▶ [TO DO] Repeat each entry word for word. Leave any images out of the copy.

▶ [SOURCE RECORDS]
● ● ● ● ● ● ●
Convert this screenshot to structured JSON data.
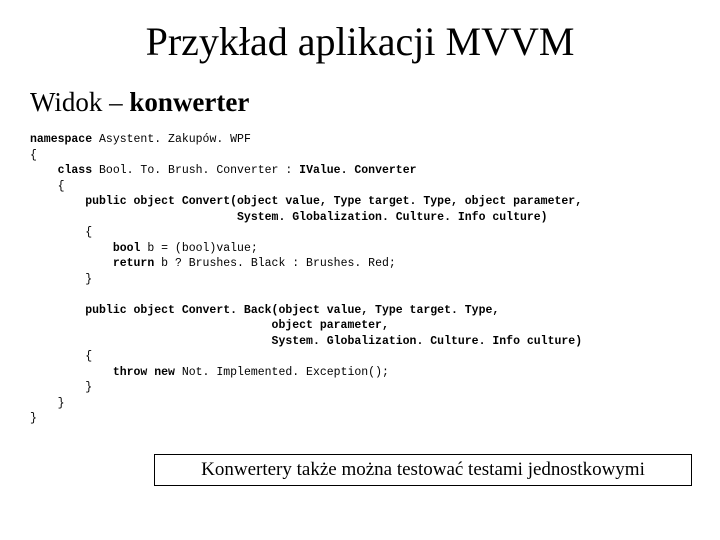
{
  "title": "Przykład aplikacji MVVM",
  "subtitle_plain": "Widok – ",
  "subtitle_bold": "konwerter",
  "code": {
    "l1a": "namespace",
    "l1b": " Asystent. Zakupów. WPF",
    "l2": "{",
    "l3a": "    class",
    "l3b": " Bool. To. Brush. Converter : ",
    "l3c": "IValue. Converter",
    "l4": "    {",
    "l5a": "        public object Convert(object value, Type target. Type, object parameter,",
    "l6a": "                              System. Globalization. Culture. Info culture)",
    "l7": "        {",
    "l8a": "            bool",
    "l8b": " b = (bool)value;",
    "l9a": "            return",
    "l9b": " b ? Brushes. Black : Brushes. Red;",
    "l10": "        }",
    "blank": "",
    "l11a": "        public object Convert. Back(object value, Type target. Type,",
    "l12a": "                                   object parameter,",
    "l13a": "                                   System. Globalization. Culture. Info culture)",
    "l14": "        {",
    "l15a": "            throw new",
    "l15b": " Not. Implemented. Exception();",
    "l16": "        }",
    "l17": "    }",
    "l18": "}"
  },
  "callout": "Konwertery także można testować testami jednostkowymi"
}
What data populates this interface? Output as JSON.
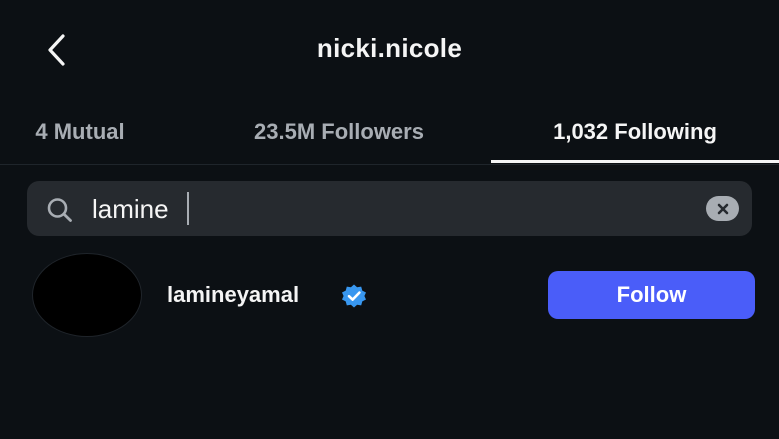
{
  "header": {
    "title": "nicki.nicole",
    "back_icon": "chevron-left-icon"
  },
  "tabs": [
    {
      "label": "4 Mutual",
      "active": false
    },
    {
      "label": "23.5M Followers",
      "active": false
    },
    {
      "label": "1,032 Following",
      "active": true
    }
  ],
  "search": {
    "value": "lamine",
    "icon": "search-icon",
    "clear_icon": "clear-icon"
  },
  "results": [
    {
      "username": "lamineyamal",
      "verified": true,
      "button_label": "Follow"
    }
  ],
  "colors": {
    "background": "#0c1014",
    "search_bg": "#262a2f",
    "follow_button": "#4a5df9",
    "verified_badge": "#3897f0",
    "inactive_tab_text": "#a8adb3"
  }
}
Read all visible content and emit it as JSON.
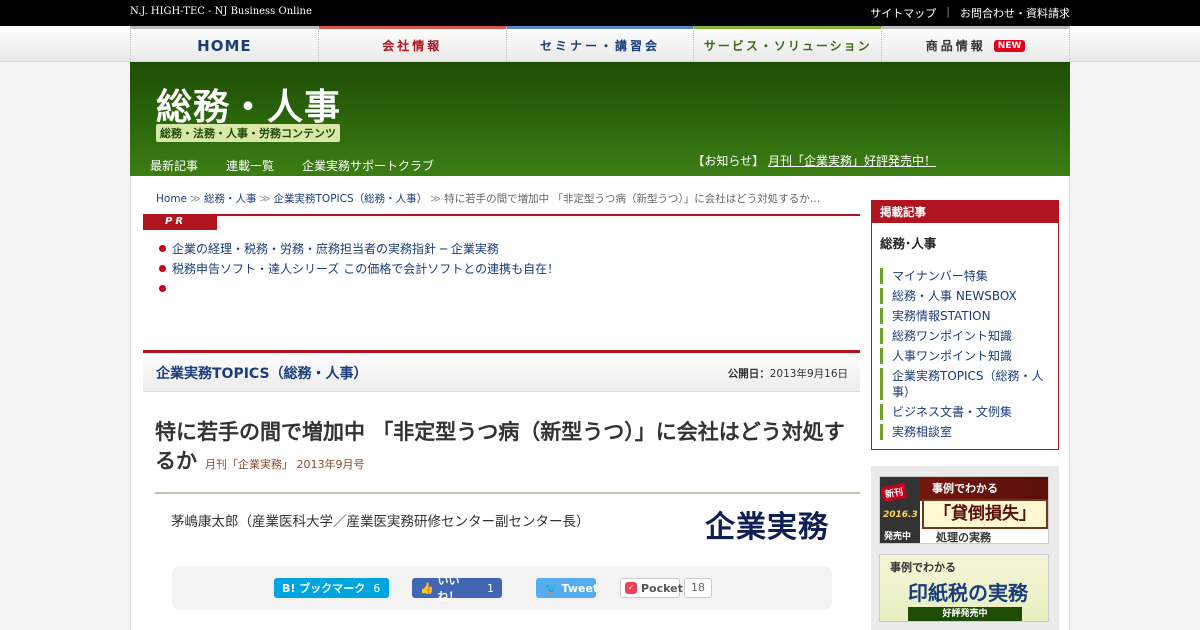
{
  "topbar": {
    "brand": "N.J. HIGH-TEC - NJ Business Online",
    "links": [
      "サイトマップ",
      "お問合わせ・資料請求"
    ]
  },
  "nav": {
    "home": "HOME",
    "company": "会社情報",
    "seminar": "セミナー・講習会",
    "service": "サービス・ソリューション",
    "product": "商品情報",
    "new_badge": "NEW"
  },
  "header": {
    "title": "総務・人事",
    "subtitle": "総務・法務・人事・労務コンテンツ",
    "subnav": [
      "最新記事",
      "連載一覧",
      "企業実務サポートクラブ"
    ],
    "notice_prefix": "【お知らせ】",
    "notice_link": "月刊「企業実務」好評発売中！"
  },
  "breadcrumb": {
    "items": [
      "Home",
      "総務・人事",
      "企業実務TOPICS（総務・人事）"
    ],
    "current": "特に若手の間で増加中 「非定型うつ病（新型うつ）」に会社はどう対処するか…",
    "separator": "≫"
  },
  "pr": {
    "label": "PR",
    "items": [
      "企業の経理・税務・労務・庶務担当者の実務指針 ─ 企業実務",
      "税務申告ソフト・達人シリーズ この価格で会計ソフトとの連携も自在！",
      ""
    ]
  },
  "section": {
    "title": "企業実務TOPICS（総務・人事）",
    "date_label": "公開日：",
    "date": "2013年9月16日"
  },
  "article": {
    "title": "特に若手の間で増加中 「非定型うつ病（新型うつ）」に会社はどう対処するか",
    "source": "月刊「企業実務」 2013年9月号",
    "author": "茅嶋康太郎（産業医科大学／産業医実務研修センター副センター長）",
    "magazine_logo": "企業実務"
  },
  "share": {
    "hatena_label": "B! ブックマーク",
    "hatena_count": "6",
    "fb_label": "いいね！",
    "fb_count": "1",
    "tweet_label": "Tweet",
    "pocket_label": "Pocket",
    "pocket_count": "18"
  },
  "sidebar": {
    "heading": "掲載記事",
    "category": "総務･人事",
    "items": [
      "マイナンバー特集",
      "総務・人事 NEWSBOX",
      "実務情報STATION",
      "総務ワンポイント知識",
      "人事ワンポイント知識",
      "企業実務TOPICS（総務・人事）",
      "ビジネス文書・文例集",
      "実務相談室"
    ]
  },
  "banners": {
    "b1_top": "事例でわかる",
    "b1_main": "「貸倒損失」",
    "b1_bottom": "処理の実務",
    "b1_new": "新刊",
    "b1_year": "2016.3",
    "b1_sale": "発売中",
    "b2_top": "事例でわかる",
    "b2_main": "印紙税の実務",
    "b2_bottom": "好評発売中"
  },
  "colors": {
    "brand_red": "#b0141e",
    "header_green": "#2e6a0c",
    "link_blue": "#1a3d7c"
  }
}
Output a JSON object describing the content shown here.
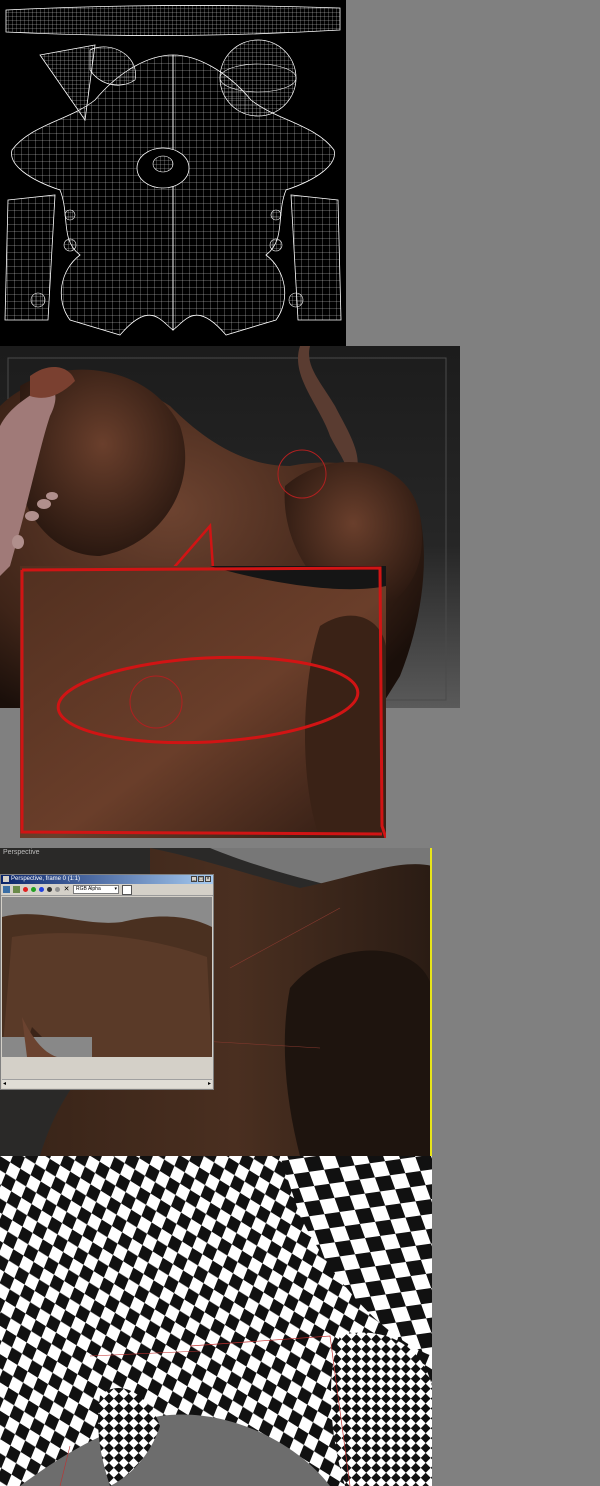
{
  "render_window": {
    "title": "Perspective, frame 0 (1:1)",
    "channel_select": "RGB Alpha",
    "buttons": [
      "save-icon",
      "copy-icon",
      "red-channel",
      "green-channel",
      "blue-channel",
      "alpha-channel",
      "mono-channel",
      "clear-icon"
    ]
  },
  "viewport_label": "Perspective",
  "colors": {
    "annotation": "#d11414",
    "viewport_border": "#e8e51a",
    "uv_wire": "#e8e8e8",
    "skin": "#5a3624",
    "background": "#808080"
  }
}
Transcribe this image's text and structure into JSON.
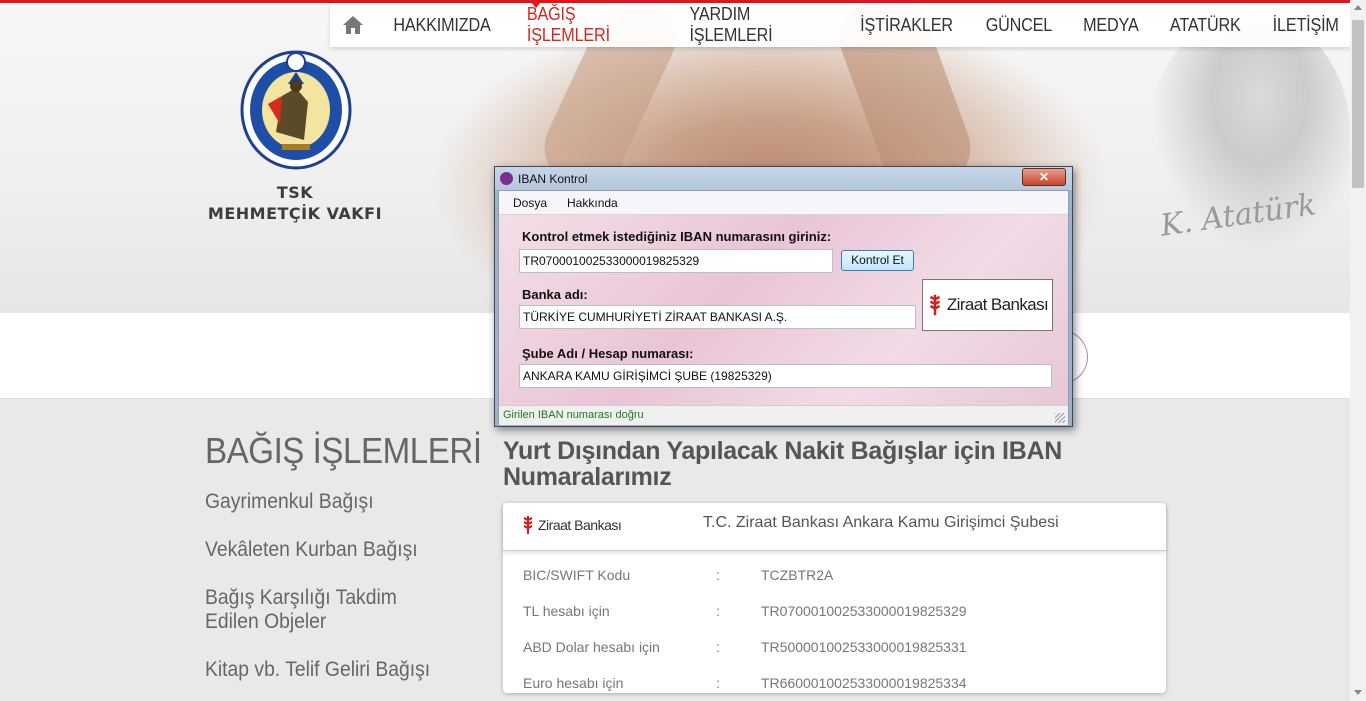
● ● ● ● ● ● ●
▶ [RIGHT ANSWER]
Convert this screenshot to structured JSON data.
{
  "title": "Przykład aplikacji MVVM",
  "subtitle_plain": "Widok – ",
  "subtitle_bold": "konwerter",
  "code": {
    "l1a": "namespace",
    "l1b": " Asystent. Zakupów. WPF",
    "l2": "{",
    "l3a": "    class",
    "l3b": " Bool. To. Brush. Converter : ",
    "l3c": "IValue. Converter",
    "l4": "    {",
    "l5a": "        public object Convert(object value, Type target. Type, object parameter,",
    "l6a": "                              System. Globalization. Culture. Info culture)",
    "l7": "        {",
    "l8a": "            bool",
    "l8b": " b = (bool)value;",
    "l9a": "            return",
    "l9b": " b ? Brushes. Black : Brushes. Red;",
    "l10": "        }",
    "blank": "",
    "l11a": "        public object Convert. Back(object value, Type target. Type,",
    "l12a": "                                   object parameter,",
    "l13a": "                                   System. Globalization. Culture. Info culture)",
    "l14": "        {",
    "l15a": "            throw new",
    "l15b": " Not. Implemented. Exception();",
    "l16": "        }",
    "l17": "    }",
    "l18": "}"
  },
  "callout": "Konwertery także można testować testami jednostkowymi"
}
What data populates this interface? Output as JSON.
{
  "header": {
    "title": "nicki.nicole",
    "back_icon": "chevron-left-icon"
  },
  "tabs": [
    {
      "label": "4 Mutual",
      "active": false
    },
    {
      "label": "23.5M Followers",
      "active": false
    },
    {
      "label": "1,032 Following",
      "active": true
    }
  ],
  "search": {
    "value": "lamine",
    "icon": "search-icon",
    "clear_icon": "clear-icon"
  },
  "results": [
    {
      "username": "lamineyamal",
      "verified": true,
      "button_label": "Follow"
    }
  ],
  "colors": {
    "background": "#0c1014",
    "search_bg": "#262a2f",
    "follow_button": "#4a5df9",
    "verified_badge": "#3897f0",
    "inactive_tab_text": "#a8adb3"
  }
}
Read all visible content and emit it as JSON.
{
  "topbar": {
    "brand": "N.J. HIGH-TEC - NJ Business Online",
    "links": [
      "サイトマップ",
      "お問合わせ・資料請求"
    ]
  },
  "nav": {
    "home": "HOME",
    "company": "会社情報",
    "seminar": "セミナー・講習会",
    "service": "サービス・ソリューション",
    "product": "商品情報",
    "new_badge": "NEW"
  },
  "header": {
    "title": "総務・人事",
    "subtitle": "総務・法務・人事・労務コンテンツ",
    "subnav": [
      "最新記事",
      "連載一覧",
      "企業実務サポートクラブ"
    ],
    "notice_prefix": "【お知らせ】",
    "notice_link": "月刊「企業実務」好評発売中！"
  },
  "breadcrumb": {
    "items": [
      "Home",
      "総務・人事",
      "企業実務TOPICS（総務・人事）"
    ],
    "current": "特に若手の間で増加中 「非定型うつ病（新型うつ）」に会社はどう対処するか…",
    "separator": "≫"
  },
  "pr": {
    "label": "PR",
    "items": [
      "企業の経理・税務・労務・庶務担当者の実務指針 ─ 企業実務",
      "税務申告ソフト・達人シリーズ この価格で会計ソフトとの連携も自在！",
      ""
    ]
  },
  "section": {
    "title": "企業実務TOPICS（総務・人事）",
    "date_label": "公開日：",
    "date": "2013年9月16日"
  },
  "article": {
    "title": "特に若手の間で増加中 「非定型うつ病（新型うつ）」に会社はどう対処するか",
    "source": "月刊「企業実務」 2013年9月号",
    "author": "茅嶋康太郎（産業医科大学／産業医実務研修センター副センター長）",
    "magazine_logo": "企業実務"
  },
  "share": {
    "hatena_label": "B! ブックマーク",
    "hatena_count": "6",
    "fb_label": "いいね！",
    "fb_count": "1",
    "tweet_label": "Tweet",
    "pocket_label": "Pocket",
    "pocket_count": "18"
  },
  "sidebar": {
    "heading": "掲載記事",
    "category": "総務･人事",
    "items": [
      "マイナンバー特集",
      "総務・人事 NEWSBOX",
      "実務情報STATION",
      "総務ワンポイント知識",
      "人事ワンポイント知識",
      "企業実務TOPICS（総務・人事）",
      "ビジネス文書・文例集",
      "実務相談室"
    ]
  },
  "banners": {
    "b1_top": "事例でわかる",
    "b1_main": "「貸倒損失」",
    "b1_bottom": "処理の実務",
    "b1_new": "新刊",
    "b1_year": "2016.3",
    "b1_sale": "発売中",
    "b2_top": "事例でわかる",
    "b2_main": "印紙税の実務",
    "b2_bottom": "好評発売中"
  },
  "colors": {
    "brand_red": "#b0141e",
    "header_green": "#2e6a0c",
    "link_blue": "#1a3d7c"
  }
}
Output a JSON object describing the content shown here.
{
  "render_window": {
    "title": "Perspective, frame 0 (1:1)",
    "channel_select": "RGB Alpha",
    "buttons": [
      "save-icon",
      "copy-icon",
      "red-channel",
      "green-channel",
      "blue-channel",
      "alpha-channel",
      "mono-channel",
      "clear-icon"
    ]
  },
  "viewport_label": "Perspective",
  "colors": {
    "annotation": "#d11414",
    "viewport_border": "#e8e51a",
    "uv_wire": "#e8e8e8",
    "skin": "#5a3624",
    "background": "#808080"
  }
}
Transcribe this image's text and structure into JSON.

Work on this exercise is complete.